** BEGIN Supplied material **
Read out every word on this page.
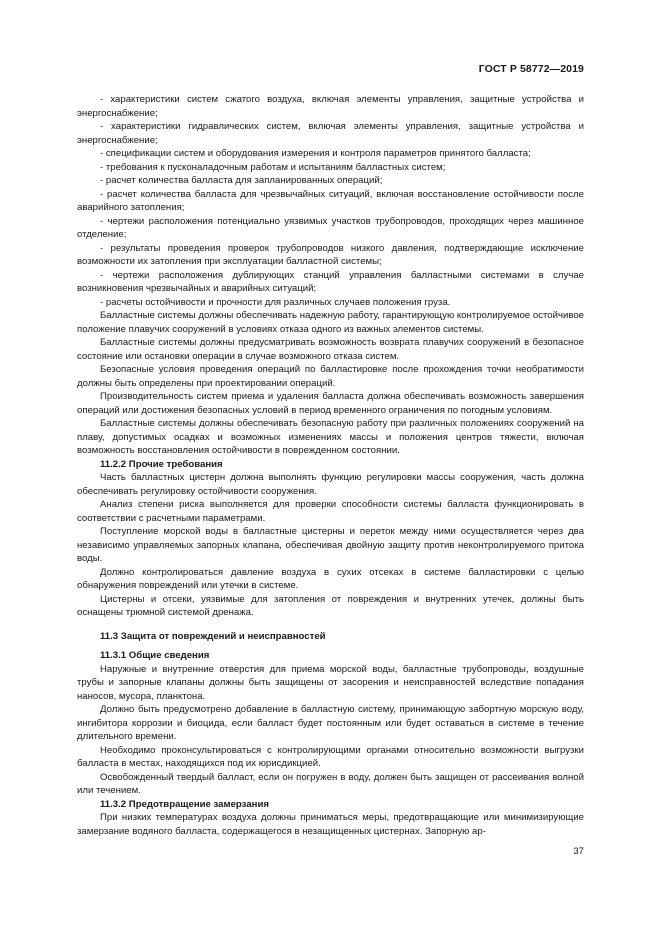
ГОСТ Р 58772—2019

- характеристики систем сжатого воздуха, включая элементы управления, защитные устройства и энергоснабжение;

- характеристики гидравлических систем, включая элементы управления, защитные устройства и энергоснабжение;

- спецификации систем и оборудования измерения и контроля параметров принятого балласта;

- требования к пусконаладочным работам и испытаниям балластных систем;

- расчет количества балласта для запланированных операций;

- расчет количества балласта для чрезвычайных ситуаций, включая восстановление остойчивости после аварийного затопления;

- чертежи расположения потенциально уязвимых участков трубопроводов, проходящих через машинное отделение;

- результаты проведения проверок трубопроводов низкого давления, подтверждающие исключение возможности их затопления при эксплуатации балластной системы;

- чертежи расположения дублирующих станций управления балластными системами в случае возникновения чрезвычайных и аварийных ситуаций;

- расчеты остойчивости и прочности для различных случаев положения груза.

Балластные системы должны обеспечивать надежную работу, гарантирующую контролируемое остойчивое положение плавучих сооружений в условиях отказа одного из важных элементов системы.

Балластные системы должны предусматривать возможность возврата плавучих сооружений в безопасное состояние или остановки операции в случае возможного отказа систем.

Безопасные условия проведения операций по балластировке после прохождения точки необратимости должны быть определены при проектировании операций.

Производительность систем приема и удаления балласта должна обеспечивать возможность завершения операций или достижения безопасных условий в период временного ограничения по погодным условиям.

Балластные системы должны обеспечивать безопасную работу при различных положениях сооружений на плаву, допустимых осадках и возможных изменениях массы и положения центров тяжести, включая возможность восстановления остойчивости в поврежденном состоянии.

11.2.2 Прочие требования

Часть балластных цистерн должна выполнять функцию регулировки массы сооружения, часть должна обеспечивать регулировку остойчивости сооружения.

Анализ степени риска выполняется для проверки способности системы балласта функционировать в соответствии с расчетными параметрами.

Поступление морской воды в балластные цистерны и переток между ними осуществляется через два независимо управляемых запорных клапана, обеспечивая двойную защиту против неконтролируемого притока воды.

Должно контролироваться давление воздуха в сухих отсеках в системе балластировки с целью обнаружения повреждений или утечки в системе.

Цистерны и отсеки, уязвимые для затопления от повреждения и внутренних утечек, должны быть оснащены трюмной системой дренажа.

11.3 Защита от повреждений и неисправностей

11.3.1 Общие сведения

Наружные и внутренние отверстия для приема морской воды, балластные трубопроводы, воздушные трубы и запорные клапаны должны быть защищены от засорения и неисправностей вследствие попадания наносов, мусора, планктона.

Должно быть предусмотрено добавление в балластную систему, принимающую забортную морскую воду, ингибитора коррозии и биоцида, если балласт будет постоянным или будет оставаться в системе в течение длительного времени.

Необходимо проконсультироваться с контролирующими органами относительно возможности выгрузки балласта в местах, находящихся под их юрисдикцией.

Освобожденный твердый балласт, если он погружен в воду, должен быть защищен от рассеивания волной или течением.

11.3.2 Предотвращение замерзания

При низких температурах воздуха должны приниматься меры, предотвращающие или минимизирующие замерзание водяного балласта, содержащегося в незащищенных цистернах. Запорную ар-

37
** END Supplied material **
▸ Goal: Pick each line holding the word "устройства" out of the data and copy it.

▸ Right answer:
- характеристики систем сжатого воздуха, включая элементы управления, защитные устройства и энергоснабжение;
- характеристики гидравлических систем, включая элементы управления, защитные устройства и энергоснабжение;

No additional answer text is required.